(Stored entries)

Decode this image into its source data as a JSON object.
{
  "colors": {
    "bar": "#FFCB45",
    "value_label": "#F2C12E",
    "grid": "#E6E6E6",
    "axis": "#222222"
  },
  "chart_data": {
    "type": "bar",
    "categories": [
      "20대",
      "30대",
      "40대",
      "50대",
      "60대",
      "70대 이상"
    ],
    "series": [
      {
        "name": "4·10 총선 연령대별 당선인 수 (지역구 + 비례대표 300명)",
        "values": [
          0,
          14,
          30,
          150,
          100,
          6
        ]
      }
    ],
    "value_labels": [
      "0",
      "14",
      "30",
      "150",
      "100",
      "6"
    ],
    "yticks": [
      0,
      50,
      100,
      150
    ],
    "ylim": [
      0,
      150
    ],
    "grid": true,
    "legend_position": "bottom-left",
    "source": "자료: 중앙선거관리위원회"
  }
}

What this task involves. Type out all of the material again, word for word.

Solved exercise.
Decode this image into its source data as a JSON object.
{
  "colors": {
    "bar": "#FFCB45",
    "value_label": "#F2C12E",
    "grid": "#E6E6E6",
    "axis": "#222222"
  },
  "chart_data": {
    "type": "bar",
    "categories": [
      "20대",
      "30대",
      "40대",
      "50대",
      "60대",
      "70대 이상"
    ],
    "series": [
      {
        "name": "4·10 총선 연령대별 당선인 수 (지역구 + 비례대표 300명)",
        "values": [
          0,
          14,
          30,
          150,
          100,
          6
        ]
      }
    ],
    "value_labels": [
      "0",
      "14",
      "30",
      "150",
      "100",
      "6"
    ],
    "yticks": [
      0,
      50,
      100,
      150
    ],
    "ylim": [
      0,
      150
    ],
    "grid": true,
    "legend_position": "bottom-left",
    "source": "자료: 중앙선거관리위원회"
  }
}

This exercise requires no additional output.